start Supplied records
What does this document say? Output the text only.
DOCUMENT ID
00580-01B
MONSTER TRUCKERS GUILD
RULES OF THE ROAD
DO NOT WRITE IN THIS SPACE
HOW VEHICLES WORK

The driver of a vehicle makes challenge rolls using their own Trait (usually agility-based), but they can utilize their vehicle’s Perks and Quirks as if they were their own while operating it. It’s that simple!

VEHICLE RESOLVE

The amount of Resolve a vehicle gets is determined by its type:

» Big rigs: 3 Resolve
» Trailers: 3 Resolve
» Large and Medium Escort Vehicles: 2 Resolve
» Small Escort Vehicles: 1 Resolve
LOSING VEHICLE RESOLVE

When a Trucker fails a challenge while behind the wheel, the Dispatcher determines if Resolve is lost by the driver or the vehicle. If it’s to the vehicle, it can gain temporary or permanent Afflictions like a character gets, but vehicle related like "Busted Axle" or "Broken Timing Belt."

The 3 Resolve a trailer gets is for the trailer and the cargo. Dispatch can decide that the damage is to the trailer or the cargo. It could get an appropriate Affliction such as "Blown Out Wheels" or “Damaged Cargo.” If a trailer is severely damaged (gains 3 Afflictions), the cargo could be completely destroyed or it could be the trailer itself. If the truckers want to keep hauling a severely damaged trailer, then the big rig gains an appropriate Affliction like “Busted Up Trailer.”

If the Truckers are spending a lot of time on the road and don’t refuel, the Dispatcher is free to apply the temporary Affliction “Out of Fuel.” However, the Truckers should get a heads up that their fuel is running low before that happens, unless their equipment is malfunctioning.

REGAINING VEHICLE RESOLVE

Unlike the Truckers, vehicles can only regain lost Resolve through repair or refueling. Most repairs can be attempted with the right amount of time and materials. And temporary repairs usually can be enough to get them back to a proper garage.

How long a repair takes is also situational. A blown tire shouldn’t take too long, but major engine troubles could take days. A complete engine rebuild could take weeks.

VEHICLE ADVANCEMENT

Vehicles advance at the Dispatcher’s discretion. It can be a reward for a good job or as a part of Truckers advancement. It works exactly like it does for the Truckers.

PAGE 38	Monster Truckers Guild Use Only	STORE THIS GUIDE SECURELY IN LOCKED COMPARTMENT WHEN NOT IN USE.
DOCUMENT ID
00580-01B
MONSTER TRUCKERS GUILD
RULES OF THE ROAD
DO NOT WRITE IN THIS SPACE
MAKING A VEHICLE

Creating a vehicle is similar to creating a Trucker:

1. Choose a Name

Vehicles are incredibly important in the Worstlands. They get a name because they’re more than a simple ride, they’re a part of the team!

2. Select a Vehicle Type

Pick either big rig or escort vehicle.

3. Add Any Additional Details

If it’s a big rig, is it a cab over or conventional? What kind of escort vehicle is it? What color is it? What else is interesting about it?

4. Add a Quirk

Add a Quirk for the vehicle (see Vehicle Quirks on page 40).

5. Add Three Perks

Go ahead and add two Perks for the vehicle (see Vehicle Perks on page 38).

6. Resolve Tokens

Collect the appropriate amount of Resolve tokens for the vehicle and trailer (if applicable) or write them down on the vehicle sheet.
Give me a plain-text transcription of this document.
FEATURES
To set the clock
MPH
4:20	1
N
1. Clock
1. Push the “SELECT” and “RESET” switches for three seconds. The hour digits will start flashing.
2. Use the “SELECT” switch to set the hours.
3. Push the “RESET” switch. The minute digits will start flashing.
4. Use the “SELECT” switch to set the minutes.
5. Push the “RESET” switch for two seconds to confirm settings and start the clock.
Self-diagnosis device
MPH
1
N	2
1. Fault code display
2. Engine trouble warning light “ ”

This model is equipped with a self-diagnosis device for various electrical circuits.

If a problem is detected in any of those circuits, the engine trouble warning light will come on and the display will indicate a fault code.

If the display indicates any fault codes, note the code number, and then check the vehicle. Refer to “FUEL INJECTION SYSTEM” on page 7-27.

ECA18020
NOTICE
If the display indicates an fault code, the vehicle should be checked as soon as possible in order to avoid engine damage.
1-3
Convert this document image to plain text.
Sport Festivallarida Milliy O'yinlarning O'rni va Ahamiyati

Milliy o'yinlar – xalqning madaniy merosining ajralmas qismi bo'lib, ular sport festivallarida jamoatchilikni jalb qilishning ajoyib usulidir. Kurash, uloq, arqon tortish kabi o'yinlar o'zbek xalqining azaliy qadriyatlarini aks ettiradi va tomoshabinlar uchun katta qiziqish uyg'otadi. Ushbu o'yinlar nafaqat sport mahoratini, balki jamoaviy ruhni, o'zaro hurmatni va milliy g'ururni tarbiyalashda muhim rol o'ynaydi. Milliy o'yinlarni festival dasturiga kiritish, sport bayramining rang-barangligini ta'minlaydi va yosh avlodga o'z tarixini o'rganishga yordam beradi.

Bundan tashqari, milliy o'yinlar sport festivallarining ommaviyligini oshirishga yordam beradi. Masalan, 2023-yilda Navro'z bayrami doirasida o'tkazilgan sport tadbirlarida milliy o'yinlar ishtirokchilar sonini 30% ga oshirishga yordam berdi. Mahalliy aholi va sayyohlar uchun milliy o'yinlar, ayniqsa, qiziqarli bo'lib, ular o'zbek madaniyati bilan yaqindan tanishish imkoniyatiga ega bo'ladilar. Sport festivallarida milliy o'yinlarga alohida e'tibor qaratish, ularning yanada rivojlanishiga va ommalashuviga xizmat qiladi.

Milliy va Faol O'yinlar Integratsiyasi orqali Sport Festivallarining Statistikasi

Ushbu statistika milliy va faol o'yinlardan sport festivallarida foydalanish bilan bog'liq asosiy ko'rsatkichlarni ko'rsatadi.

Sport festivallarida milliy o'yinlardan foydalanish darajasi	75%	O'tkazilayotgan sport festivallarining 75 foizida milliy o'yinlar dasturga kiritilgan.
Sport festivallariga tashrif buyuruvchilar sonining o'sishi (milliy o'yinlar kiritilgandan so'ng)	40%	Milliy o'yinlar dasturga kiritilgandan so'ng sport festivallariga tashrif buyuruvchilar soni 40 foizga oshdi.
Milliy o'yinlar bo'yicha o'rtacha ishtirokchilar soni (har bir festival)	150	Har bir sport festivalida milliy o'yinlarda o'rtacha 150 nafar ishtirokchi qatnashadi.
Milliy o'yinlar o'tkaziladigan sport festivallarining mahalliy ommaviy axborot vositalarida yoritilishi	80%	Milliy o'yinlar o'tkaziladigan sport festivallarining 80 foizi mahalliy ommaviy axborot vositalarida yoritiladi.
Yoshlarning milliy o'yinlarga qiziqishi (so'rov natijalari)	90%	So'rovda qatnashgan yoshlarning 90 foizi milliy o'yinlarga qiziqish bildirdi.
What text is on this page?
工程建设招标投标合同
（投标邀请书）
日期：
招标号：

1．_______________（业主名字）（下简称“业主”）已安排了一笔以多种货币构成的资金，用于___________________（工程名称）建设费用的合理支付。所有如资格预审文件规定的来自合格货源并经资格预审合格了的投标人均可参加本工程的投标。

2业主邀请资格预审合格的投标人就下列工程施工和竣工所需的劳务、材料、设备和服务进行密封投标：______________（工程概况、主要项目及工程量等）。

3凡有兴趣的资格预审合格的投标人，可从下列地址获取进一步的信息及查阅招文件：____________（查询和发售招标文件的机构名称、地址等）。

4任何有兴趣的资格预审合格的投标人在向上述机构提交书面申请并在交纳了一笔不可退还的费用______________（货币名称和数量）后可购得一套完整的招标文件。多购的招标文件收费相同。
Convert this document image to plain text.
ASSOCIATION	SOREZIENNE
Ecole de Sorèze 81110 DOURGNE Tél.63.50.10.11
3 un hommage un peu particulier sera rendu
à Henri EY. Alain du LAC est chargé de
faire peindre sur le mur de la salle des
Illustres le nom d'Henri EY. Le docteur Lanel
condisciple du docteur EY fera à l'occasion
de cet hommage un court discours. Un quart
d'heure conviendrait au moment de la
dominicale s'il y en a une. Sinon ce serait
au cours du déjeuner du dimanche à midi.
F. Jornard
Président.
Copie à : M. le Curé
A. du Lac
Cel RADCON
end Supplied records
Given instruction
Say the number of lines in the records above that include the string "simple", and no more.

Output
2